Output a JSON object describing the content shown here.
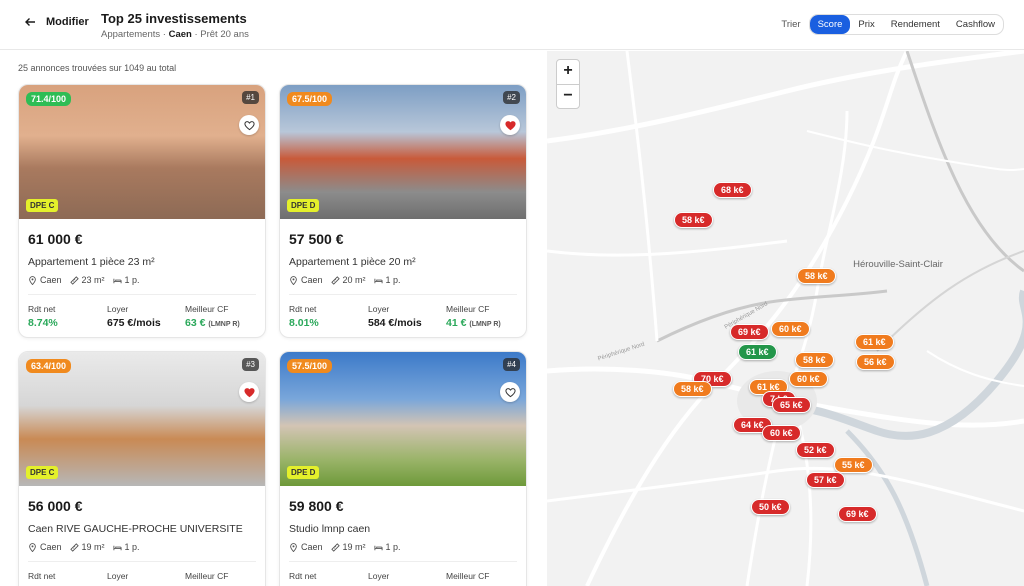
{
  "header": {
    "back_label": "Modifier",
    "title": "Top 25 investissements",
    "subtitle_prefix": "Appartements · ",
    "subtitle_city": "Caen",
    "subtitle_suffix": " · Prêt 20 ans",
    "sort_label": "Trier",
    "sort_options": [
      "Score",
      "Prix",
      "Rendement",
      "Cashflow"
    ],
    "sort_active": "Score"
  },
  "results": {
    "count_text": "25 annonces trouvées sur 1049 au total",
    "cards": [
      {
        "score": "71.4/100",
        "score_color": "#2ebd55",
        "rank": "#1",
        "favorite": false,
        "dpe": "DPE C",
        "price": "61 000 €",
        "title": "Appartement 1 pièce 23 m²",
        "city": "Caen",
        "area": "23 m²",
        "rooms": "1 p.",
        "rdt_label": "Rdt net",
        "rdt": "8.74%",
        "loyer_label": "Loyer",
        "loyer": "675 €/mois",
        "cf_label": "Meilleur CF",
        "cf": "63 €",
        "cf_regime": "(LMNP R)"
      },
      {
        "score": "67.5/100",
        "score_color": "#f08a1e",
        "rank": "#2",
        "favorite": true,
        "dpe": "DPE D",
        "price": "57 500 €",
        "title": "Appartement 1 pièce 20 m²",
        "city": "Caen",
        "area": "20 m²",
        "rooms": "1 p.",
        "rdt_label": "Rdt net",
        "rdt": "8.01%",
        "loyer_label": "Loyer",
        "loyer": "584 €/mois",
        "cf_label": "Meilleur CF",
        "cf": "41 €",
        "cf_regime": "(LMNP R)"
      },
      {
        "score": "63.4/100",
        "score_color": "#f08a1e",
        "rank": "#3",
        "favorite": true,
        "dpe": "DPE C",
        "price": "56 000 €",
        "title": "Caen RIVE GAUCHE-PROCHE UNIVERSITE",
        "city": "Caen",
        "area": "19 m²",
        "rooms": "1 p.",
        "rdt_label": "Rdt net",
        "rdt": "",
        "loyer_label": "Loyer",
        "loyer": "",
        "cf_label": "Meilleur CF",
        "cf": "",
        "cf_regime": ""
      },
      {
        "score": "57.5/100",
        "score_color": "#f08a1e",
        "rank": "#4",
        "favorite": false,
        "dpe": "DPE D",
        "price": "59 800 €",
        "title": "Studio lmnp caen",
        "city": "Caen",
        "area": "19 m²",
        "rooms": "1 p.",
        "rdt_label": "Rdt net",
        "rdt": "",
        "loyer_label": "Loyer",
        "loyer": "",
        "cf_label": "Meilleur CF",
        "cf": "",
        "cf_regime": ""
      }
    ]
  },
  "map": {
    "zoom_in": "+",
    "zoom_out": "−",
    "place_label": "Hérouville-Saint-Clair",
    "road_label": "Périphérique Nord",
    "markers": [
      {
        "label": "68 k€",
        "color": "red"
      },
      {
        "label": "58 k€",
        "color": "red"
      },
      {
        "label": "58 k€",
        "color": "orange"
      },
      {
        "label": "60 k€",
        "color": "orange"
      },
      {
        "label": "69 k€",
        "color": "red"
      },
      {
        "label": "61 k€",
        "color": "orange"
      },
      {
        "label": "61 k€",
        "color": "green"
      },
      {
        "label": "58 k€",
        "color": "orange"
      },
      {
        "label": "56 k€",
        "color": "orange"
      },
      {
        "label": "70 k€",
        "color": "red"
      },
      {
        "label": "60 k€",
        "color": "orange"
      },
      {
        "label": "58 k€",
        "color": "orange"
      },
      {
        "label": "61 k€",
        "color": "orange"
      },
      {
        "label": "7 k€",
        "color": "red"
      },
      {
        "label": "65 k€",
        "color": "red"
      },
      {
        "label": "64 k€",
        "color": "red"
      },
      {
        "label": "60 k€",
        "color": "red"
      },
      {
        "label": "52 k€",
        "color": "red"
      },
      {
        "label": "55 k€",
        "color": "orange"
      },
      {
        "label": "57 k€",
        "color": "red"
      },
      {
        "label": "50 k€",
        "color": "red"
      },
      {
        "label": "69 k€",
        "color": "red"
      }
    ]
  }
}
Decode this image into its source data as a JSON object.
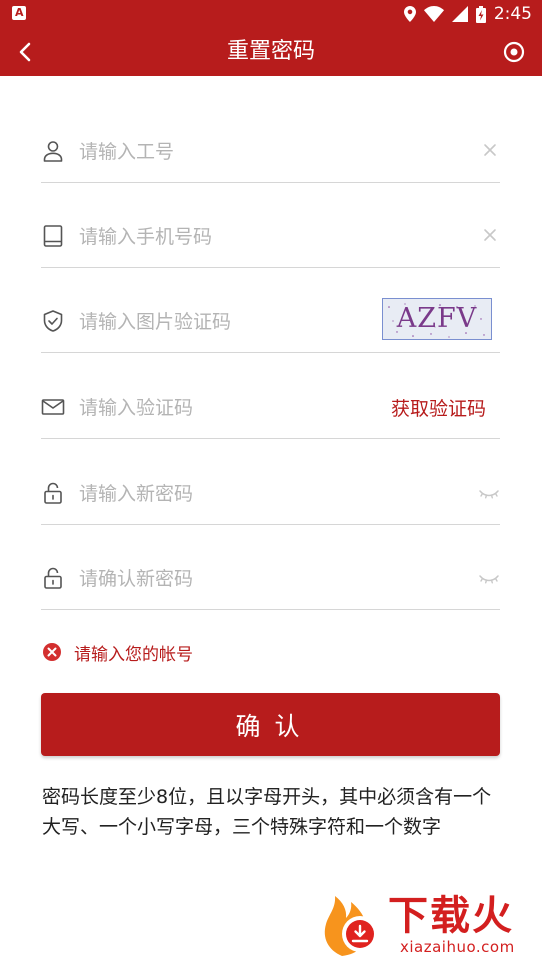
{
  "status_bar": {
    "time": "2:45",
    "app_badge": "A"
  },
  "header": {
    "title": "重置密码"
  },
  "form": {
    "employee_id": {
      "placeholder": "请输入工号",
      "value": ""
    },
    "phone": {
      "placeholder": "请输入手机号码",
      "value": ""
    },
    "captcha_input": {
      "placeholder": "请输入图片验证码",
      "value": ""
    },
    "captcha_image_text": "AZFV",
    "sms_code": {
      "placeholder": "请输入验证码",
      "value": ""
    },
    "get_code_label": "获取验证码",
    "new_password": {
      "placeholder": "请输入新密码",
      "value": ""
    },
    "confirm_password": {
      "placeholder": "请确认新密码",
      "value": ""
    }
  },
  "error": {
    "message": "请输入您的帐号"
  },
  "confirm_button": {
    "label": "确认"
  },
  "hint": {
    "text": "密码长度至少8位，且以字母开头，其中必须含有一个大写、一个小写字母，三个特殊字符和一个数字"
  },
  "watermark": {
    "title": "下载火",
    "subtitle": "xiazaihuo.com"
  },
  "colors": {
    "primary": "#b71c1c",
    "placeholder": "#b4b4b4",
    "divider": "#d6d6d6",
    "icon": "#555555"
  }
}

____________________

— What this task involves —
Write out the entries above verbatim; the pictures do not belong in your copy.

— Answer for this exercise —
Output a JSON object describing the content shown here.
{
  "header": {
    "back_label": "Modifier",
    "title": "Top 25 investissements",
    "subtitle_prefix": "Appartements · ",
    "subtitle_city": "Caen",
    "subtitle_suffix": " · Prêt 20 ans",
    "sort_label": "Trier",
    "sort_options": [
      "Score",
      "Prix",
      "Rendement",
      "Cashflow"
    ],
    "sort_active": "Score"
  },
  "results": {
    "count_text": "25 annonces trouvées sur 1049 au total",
    "cards": [
      {
        "score": "71.4/100",
        "score_color": "#2ebd55",
        "rank": "#1",
        "favorite": false,
        "dpe": "DPE C",
        "price": "61 000 €",
        "title": "Appartement 1 pièce 23 m²",
        "city": "Caen",
        "area": "23 m²",
        "rooms": "1 p.",
        "rdt_label": "Rdt net",
        "rdt": "8.74%",
        "loyer_label": "Loyer",
        "loyer": "675 €/mois",
        "cf_label": "Meilleur CF",
        "cf": "63 €",
        "cf_regime": "(LMNP R)"
      },
      {
        "score": "67.5/100",
        "score_color": "#f08a1e",
        "rank": "#2",
        "favorite": true,
        "dpe": "DPE D",
        "price": "57 500 €",
        "title": "Appartement 1 pièce 20 m²",
        "city": "Caen",
        "area": "20 m²",
        "rooms": "1 p.",
        "rdt_label": "Rdt net",
        "rdt": "8.01%",
        "loyer_label": "Loyer",
        "loyer": "584 €/mois",
        "cf_label": "Meilleur CF",
        "cf": "41 €",
        "cf_regime": "(LMNP R)"
      },
      {
        "score": "63.4/100",
        "score_color": "#f08a1e",
        "rank": "#3",
        "favorite": true,
        "dpe": "DPE C",
        "price": "56 000 €",
        "title": "Caen RIVE GAUCHE-PROCHE UNIVERSITE",
        "city": "Caen",
        "area": "19 m²",
        "rooms": "1 p.",
        "rdt_label": "Rdt net",
        "rdt": "",
        "loyer_label": "Loyer",
        "loyer": "",
        "cf_label": "Meilleur CF",
        "cf": "",
        "cf_regime": ""
      },
      {
        "score": "57.5/100",
        "score_color": "#f08a1e",
        "rank": "#4",
        "favorite": false,
        "dpe": "DPE D",
        "price": "59 800 €",
        "title": "Studio lmnp caen",
        "city": "Caen",
        "area": "19 m²",
        "rooms": "1 p.",
        "rdt_label": "Rdt net",
        "rdt": "",
        "loyer_label": "Loyer",
        "loyer": "",
        "cf_label": "Meilleur CF",
        "cf": "",
        "cf_regime": ""
      }
    ]
  },
  "map": {
    "zoom_in": "+",
    "zoom_out": "−",
    "place_label": "Hérouville-Saint-Clair",
    "road_label": "Périphérique Nord",
    "markers": [
      {
        "label": "68 k€",
        "color": "red"
      },
      {
        "label": "58 k€",
        "color": "red"
      },
      {
        "label": "58 k€",
        "color": "orange"
      },
      {
        "label": "60 k€",
        "color": "orange"
      },
      {
        "label": "69 k€",
        "color": "red"
      },
      {
        "label": "61 k€",
        "color": "orange"
      },
      {
        "label": "61 k€",
        "color": "green"
      },
      {
        "label": "58 k€",
        "color": "orange"
      },
      {
        "label": "56 k€",
        "color": "orange"
      },
      {
        "label": "70 k€",
        "color": "red"
      },
      {
        "label": "60 k€",
        "color": "orange"
      },
      {
        "label": "58 k€",
        "color": "orange"
      },
      {
        "label": "61 k€",
        "color": "orange"
      },
      {
        "label": "7 k€",
        "color": "red"
      },
      {
        "label": "65 k€",
        "color": "red"
      },
      {
        "label": "64 k€",
        "color": "red"
      },
      {
        "label": "60 k€",
        "color": "red"
      },
      {
        "label": "52 k€",
        "color": "red"
      },
      {
        "label": "55 k€",
        "color": "orange"
      },
      {
        "label": "57 k€",
        "color": "red"
      },
      {
        "label": "50 k€",
        "color": "red"
      },
      {
        "label": "69 k€",
        "color": "red"
      }
    ]
  }
}
Decode this image into its source data as a JSON object.
{
  "status_bar": {
    "time": "2:45",
    "app_badge": "A"
  },
  "header": {
    "title": "重置密码"
  },
  "form": {
    "employee_id": {
      "placeholder": "请输入工号",
      "value": ""
    },
    "phone": {
      "placeholder": "请输入手机号码",
      "value": ""
    },
    "captcha_input": {
      "placeholder": "请输入图片验证码",
      "value": ""
    },
    "captcha_image_text": "AZFV",
    "sms_code": {
      "placeholder": "请输入验证码",
      "value": ""
    },
    "get_code_label": "获取验证码",
    "new_password": {
      "placeholder": "请输入新密码",
      "value": ""
    },
    "confirm_password": {
      "placeholder": "请确认新密码",
      "value": ""
    }
  },
  "error": {
    "message": "请输入您的帐号"
  },
  "confirm_button": {
    "label": "确认"
  },
  "hint": {
    "text": "密码长度至少8位，且以字母开头，其中必须含有一个大写、一个小写字母，三个特殊字符和一个数字"
  },
  "watermark": {
    "title": "下载火",
    "subtitle": "xiazaihuo.com"
  },
  "colors": {
    "primary": "#b71c1c",
    "placeholder": "#b4b4b4",
    "divider": "#d6d6d6",
    "icon": "#555555"
  }
}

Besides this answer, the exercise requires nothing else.